What is being asked: Count the lines below that contain the word "最低投資", and report only that number.

⁂

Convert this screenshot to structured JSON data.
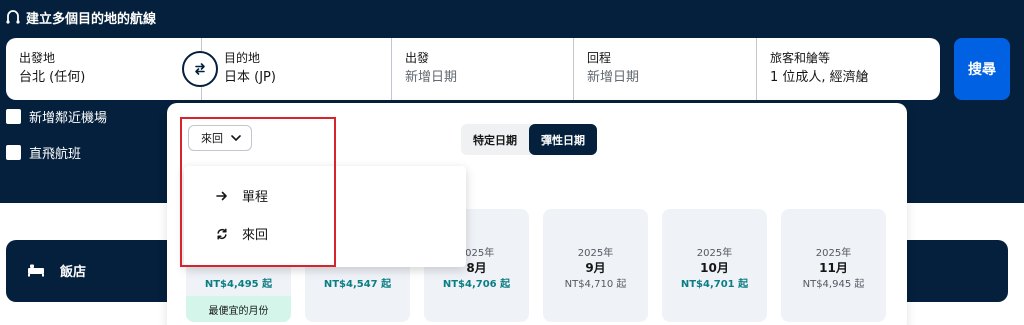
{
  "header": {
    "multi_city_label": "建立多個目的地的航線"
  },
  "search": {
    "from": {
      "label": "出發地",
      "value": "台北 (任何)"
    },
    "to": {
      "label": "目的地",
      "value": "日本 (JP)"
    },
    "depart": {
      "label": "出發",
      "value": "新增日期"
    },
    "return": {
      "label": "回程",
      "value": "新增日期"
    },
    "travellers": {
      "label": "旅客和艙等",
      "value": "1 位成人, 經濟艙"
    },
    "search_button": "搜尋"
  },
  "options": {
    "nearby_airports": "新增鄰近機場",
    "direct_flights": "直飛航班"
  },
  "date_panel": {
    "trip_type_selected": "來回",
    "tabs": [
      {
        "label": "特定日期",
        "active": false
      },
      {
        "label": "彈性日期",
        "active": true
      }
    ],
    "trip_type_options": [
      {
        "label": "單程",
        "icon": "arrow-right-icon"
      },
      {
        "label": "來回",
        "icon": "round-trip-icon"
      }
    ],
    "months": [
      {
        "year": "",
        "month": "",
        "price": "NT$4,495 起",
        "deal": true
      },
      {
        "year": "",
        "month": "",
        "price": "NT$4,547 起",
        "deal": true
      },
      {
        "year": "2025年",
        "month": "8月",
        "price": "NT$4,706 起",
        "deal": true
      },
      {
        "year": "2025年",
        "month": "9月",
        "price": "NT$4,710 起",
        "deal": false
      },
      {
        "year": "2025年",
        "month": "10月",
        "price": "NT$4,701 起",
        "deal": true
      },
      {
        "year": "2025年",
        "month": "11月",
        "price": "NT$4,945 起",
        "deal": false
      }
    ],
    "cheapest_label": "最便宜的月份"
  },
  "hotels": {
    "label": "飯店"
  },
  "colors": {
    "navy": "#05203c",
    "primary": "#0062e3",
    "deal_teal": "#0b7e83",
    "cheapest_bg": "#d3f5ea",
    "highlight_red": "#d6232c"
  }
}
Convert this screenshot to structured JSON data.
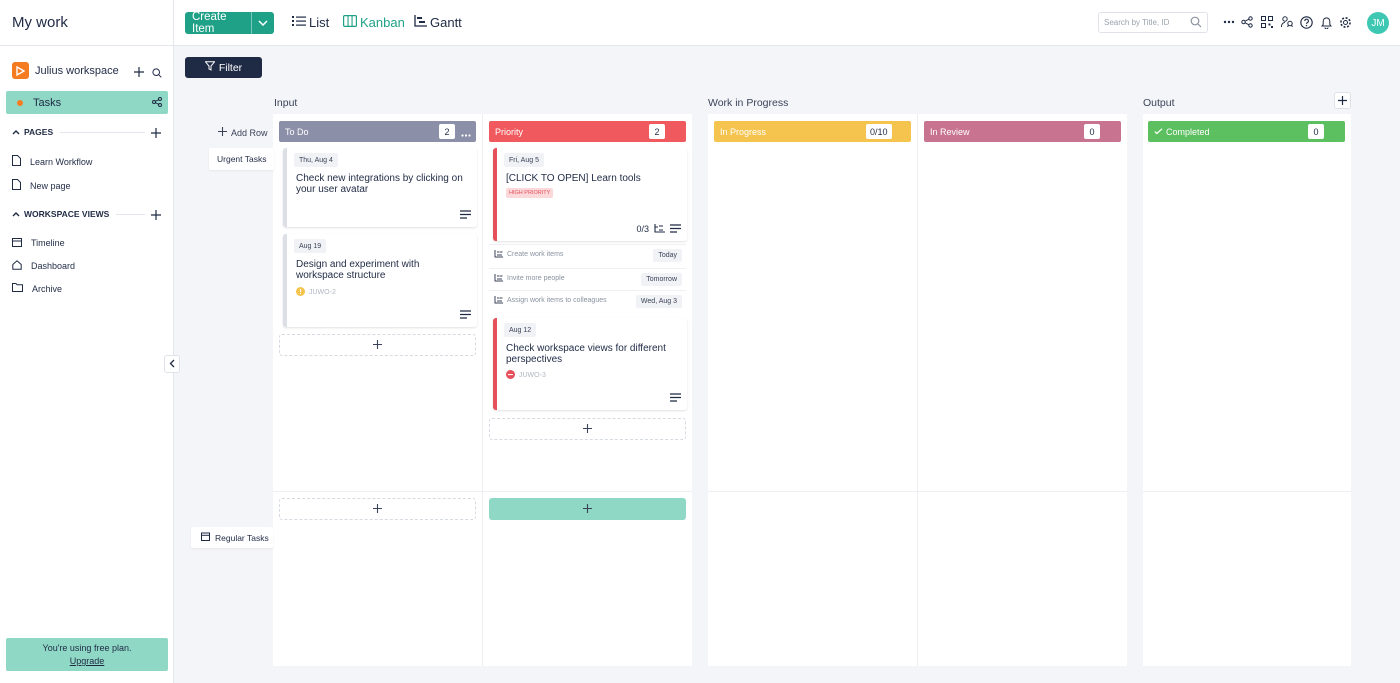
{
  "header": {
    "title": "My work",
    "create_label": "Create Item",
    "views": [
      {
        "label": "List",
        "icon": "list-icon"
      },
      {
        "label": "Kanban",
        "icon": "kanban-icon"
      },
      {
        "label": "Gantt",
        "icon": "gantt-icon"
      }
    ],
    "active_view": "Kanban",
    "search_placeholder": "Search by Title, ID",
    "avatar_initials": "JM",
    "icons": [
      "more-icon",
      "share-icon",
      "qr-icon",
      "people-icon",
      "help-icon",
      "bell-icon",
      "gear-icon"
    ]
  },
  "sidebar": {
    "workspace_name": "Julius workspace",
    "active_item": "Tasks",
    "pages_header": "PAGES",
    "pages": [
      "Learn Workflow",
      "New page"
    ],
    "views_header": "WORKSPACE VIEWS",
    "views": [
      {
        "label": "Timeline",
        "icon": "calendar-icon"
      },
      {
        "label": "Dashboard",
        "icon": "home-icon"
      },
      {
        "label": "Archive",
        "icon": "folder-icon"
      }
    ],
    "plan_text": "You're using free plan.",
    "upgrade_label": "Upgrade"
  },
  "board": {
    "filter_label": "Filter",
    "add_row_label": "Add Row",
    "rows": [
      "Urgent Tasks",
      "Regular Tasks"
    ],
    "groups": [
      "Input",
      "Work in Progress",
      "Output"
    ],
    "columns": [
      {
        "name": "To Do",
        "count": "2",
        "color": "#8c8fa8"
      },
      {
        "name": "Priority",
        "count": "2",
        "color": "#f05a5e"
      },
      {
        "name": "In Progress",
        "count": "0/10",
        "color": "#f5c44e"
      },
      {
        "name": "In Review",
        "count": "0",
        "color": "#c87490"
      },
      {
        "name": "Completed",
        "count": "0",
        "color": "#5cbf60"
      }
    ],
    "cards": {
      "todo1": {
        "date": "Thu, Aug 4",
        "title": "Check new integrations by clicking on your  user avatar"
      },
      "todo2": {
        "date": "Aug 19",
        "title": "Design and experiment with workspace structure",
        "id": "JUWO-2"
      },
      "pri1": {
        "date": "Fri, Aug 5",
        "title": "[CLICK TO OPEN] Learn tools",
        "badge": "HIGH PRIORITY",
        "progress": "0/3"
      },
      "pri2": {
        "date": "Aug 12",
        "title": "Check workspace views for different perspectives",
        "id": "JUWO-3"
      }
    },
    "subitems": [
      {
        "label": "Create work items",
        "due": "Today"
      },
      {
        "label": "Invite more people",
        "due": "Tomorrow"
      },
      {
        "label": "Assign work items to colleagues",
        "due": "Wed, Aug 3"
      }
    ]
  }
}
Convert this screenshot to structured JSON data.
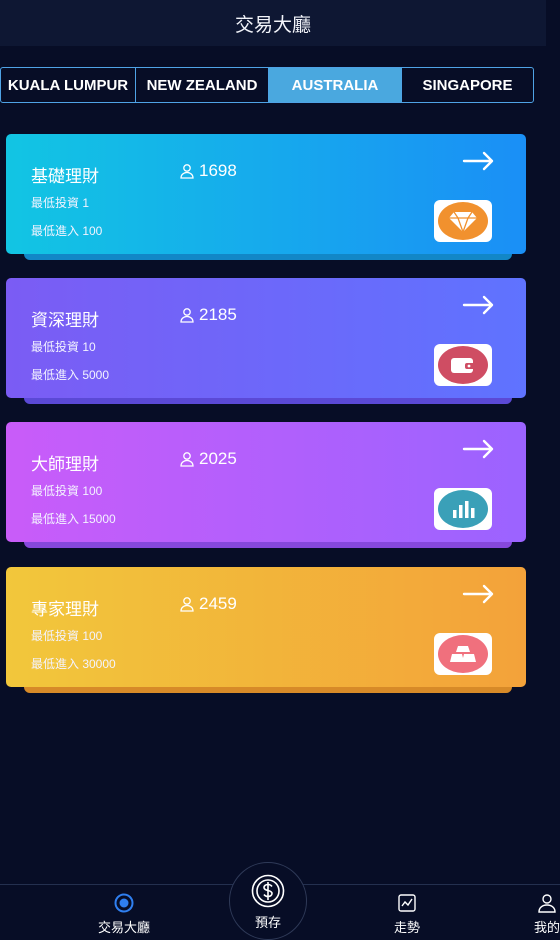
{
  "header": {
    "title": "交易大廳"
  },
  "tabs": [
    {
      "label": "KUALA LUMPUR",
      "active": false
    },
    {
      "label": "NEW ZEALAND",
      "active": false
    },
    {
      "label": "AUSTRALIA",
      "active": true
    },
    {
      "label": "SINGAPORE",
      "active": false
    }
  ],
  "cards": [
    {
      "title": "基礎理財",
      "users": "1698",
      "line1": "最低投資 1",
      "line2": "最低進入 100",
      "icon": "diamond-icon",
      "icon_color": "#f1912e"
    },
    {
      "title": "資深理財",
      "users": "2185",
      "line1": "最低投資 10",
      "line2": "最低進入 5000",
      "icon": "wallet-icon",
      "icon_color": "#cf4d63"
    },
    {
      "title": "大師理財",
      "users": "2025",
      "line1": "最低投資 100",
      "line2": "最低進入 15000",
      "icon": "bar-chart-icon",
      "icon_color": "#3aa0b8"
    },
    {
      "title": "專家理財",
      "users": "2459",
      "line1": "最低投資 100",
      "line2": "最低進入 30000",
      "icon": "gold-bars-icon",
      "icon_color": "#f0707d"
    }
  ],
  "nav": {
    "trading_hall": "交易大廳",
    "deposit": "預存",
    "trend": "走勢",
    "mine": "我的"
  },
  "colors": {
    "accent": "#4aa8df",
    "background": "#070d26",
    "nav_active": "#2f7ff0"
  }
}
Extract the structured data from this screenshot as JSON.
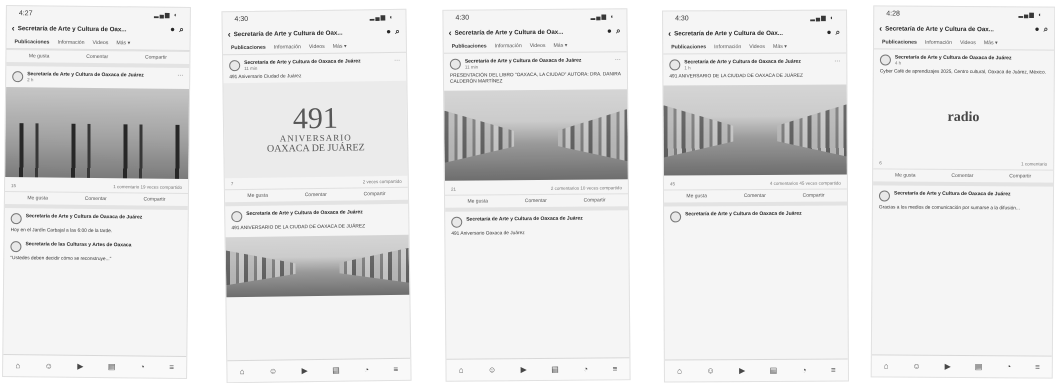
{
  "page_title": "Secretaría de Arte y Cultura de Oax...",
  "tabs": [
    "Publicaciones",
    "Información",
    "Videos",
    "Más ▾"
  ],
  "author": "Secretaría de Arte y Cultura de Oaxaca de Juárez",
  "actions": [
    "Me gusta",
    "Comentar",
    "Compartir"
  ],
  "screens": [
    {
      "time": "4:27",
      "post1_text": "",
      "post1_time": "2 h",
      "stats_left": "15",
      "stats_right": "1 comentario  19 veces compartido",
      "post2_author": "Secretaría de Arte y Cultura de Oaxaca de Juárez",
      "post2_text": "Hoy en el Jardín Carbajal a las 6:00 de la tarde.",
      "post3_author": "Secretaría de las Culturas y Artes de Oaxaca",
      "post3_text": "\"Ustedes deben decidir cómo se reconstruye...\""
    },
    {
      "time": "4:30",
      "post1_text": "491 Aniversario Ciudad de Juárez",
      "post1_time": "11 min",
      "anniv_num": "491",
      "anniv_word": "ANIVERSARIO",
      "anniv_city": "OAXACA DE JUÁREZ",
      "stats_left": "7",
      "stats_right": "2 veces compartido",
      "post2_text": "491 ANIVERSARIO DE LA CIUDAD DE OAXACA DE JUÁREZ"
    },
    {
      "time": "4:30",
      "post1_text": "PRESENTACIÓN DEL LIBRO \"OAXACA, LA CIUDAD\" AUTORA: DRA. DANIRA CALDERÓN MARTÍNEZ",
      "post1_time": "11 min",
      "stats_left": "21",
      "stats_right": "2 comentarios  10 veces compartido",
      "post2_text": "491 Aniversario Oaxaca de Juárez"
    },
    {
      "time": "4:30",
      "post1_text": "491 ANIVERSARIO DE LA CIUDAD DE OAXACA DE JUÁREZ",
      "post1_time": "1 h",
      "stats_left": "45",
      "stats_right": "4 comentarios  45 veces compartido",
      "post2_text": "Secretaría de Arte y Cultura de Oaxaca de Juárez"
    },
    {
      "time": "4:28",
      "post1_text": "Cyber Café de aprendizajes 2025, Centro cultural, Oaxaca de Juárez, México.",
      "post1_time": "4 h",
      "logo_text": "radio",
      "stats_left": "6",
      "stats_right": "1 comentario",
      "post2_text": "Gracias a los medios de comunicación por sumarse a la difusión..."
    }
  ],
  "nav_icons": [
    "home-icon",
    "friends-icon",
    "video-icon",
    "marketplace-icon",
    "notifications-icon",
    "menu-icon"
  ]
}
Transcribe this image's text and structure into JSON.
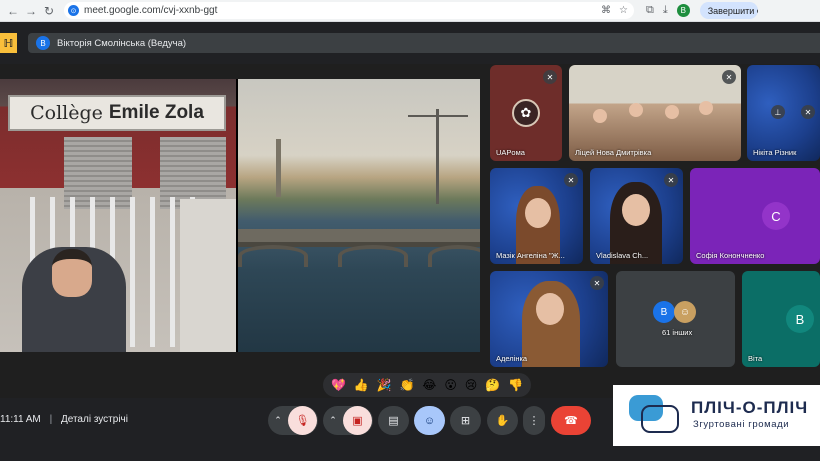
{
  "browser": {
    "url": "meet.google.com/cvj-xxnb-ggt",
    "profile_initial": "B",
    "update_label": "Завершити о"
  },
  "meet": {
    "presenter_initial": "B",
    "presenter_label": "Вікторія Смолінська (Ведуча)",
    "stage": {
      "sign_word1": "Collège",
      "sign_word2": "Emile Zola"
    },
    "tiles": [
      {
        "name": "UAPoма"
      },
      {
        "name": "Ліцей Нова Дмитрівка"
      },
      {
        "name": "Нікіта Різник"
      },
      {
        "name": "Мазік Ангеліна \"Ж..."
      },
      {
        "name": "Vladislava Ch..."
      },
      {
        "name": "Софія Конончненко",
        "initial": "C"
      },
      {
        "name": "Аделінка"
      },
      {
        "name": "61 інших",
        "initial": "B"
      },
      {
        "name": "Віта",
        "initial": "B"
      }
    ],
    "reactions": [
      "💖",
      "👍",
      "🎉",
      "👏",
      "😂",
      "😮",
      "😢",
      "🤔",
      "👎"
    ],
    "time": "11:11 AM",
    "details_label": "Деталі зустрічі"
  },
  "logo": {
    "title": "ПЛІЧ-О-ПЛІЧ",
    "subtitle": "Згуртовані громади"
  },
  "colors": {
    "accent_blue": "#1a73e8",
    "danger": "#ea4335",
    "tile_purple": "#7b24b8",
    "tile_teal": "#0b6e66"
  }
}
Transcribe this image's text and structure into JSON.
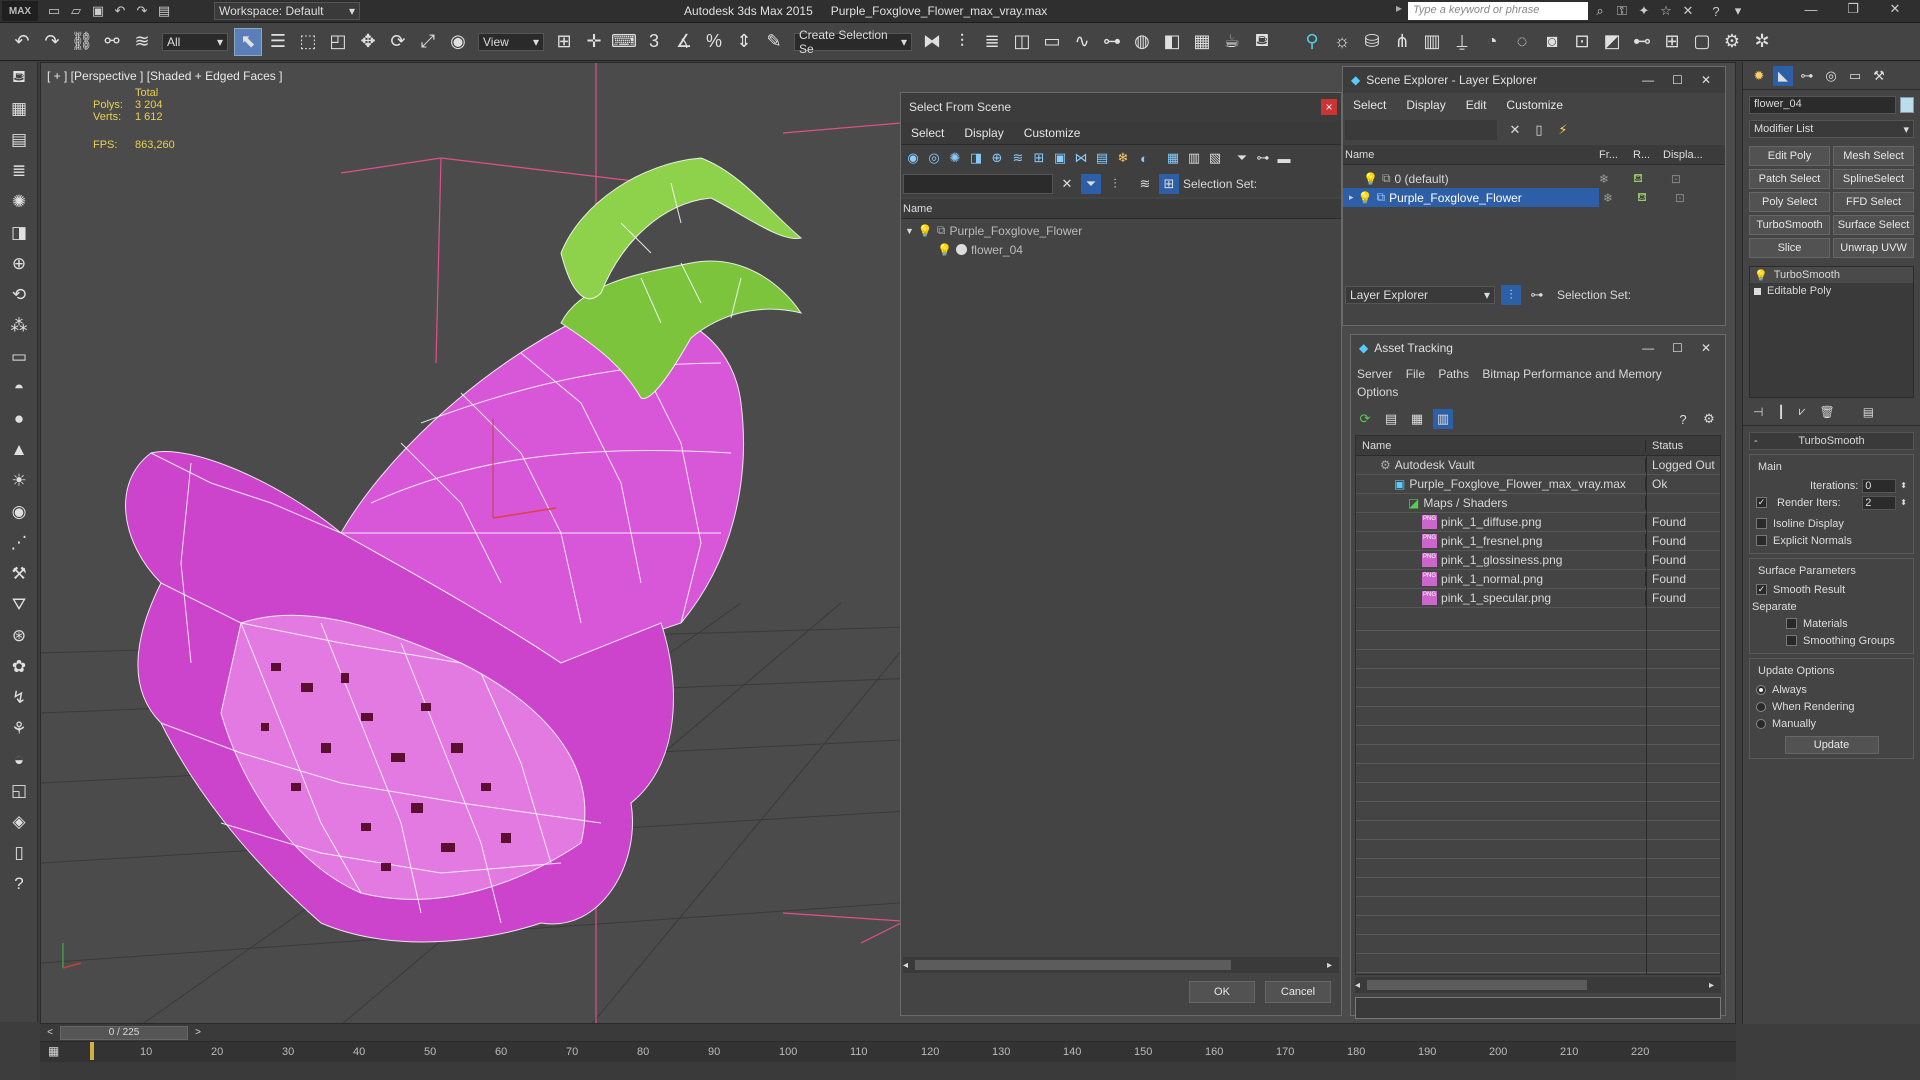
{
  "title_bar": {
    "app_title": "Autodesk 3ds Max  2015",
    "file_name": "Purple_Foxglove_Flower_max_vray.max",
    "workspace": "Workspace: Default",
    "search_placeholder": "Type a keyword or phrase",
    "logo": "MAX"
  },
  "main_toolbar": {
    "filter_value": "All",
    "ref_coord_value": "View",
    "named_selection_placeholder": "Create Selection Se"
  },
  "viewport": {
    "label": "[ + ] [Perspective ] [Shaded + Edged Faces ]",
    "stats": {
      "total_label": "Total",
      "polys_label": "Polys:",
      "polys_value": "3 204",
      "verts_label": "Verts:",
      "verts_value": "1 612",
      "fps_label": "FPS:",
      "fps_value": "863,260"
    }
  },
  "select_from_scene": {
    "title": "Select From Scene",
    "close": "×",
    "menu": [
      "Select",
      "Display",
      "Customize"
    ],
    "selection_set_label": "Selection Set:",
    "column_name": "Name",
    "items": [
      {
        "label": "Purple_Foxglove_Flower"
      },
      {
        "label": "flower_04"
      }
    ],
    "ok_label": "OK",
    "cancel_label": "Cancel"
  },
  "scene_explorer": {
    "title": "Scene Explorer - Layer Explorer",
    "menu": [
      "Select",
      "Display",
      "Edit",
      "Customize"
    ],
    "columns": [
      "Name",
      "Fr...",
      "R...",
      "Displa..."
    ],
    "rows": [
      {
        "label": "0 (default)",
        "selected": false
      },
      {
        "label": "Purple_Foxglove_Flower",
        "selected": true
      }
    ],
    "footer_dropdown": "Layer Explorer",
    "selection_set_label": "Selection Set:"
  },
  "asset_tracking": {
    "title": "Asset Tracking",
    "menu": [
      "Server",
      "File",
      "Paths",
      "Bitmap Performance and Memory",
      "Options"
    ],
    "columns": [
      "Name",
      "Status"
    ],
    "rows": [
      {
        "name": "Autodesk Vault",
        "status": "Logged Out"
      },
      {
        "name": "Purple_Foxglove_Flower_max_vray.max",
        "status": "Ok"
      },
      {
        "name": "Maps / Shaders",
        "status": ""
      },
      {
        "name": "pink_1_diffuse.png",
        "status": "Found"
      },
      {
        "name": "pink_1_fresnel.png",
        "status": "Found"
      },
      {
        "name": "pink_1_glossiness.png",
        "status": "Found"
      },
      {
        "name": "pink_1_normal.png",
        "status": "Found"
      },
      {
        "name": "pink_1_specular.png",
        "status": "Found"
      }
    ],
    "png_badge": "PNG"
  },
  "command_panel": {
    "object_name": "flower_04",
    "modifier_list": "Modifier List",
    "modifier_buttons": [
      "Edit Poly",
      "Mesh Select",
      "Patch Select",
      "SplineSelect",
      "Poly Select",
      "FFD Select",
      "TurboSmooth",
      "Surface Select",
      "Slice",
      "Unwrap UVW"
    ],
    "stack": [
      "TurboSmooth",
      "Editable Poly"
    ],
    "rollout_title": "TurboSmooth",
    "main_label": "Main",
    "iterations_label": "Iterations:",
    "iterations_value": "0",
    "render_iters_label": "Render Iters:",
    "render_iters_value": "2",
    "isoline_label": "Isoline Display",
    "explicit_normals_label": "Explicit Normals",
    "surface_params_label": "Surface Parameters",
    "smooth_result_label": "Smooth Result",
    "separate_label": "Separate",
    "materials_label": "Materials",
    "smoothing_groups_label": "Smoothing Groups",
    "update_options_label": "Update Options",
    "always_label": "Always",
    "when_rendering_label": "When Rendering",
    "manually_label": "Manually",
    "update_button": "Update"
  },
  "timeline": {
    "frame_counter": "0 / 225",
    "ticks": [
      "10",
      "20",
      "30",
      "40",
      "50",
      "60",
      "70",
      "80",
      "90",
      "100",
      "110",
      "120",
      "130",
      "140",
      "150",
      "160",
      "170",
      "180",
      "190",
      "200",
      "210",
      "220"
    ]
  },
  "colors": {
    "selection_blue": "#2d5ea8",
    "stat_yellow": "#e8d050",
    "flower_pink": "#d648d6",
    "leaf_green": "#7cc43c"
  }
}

⁂

Output: 4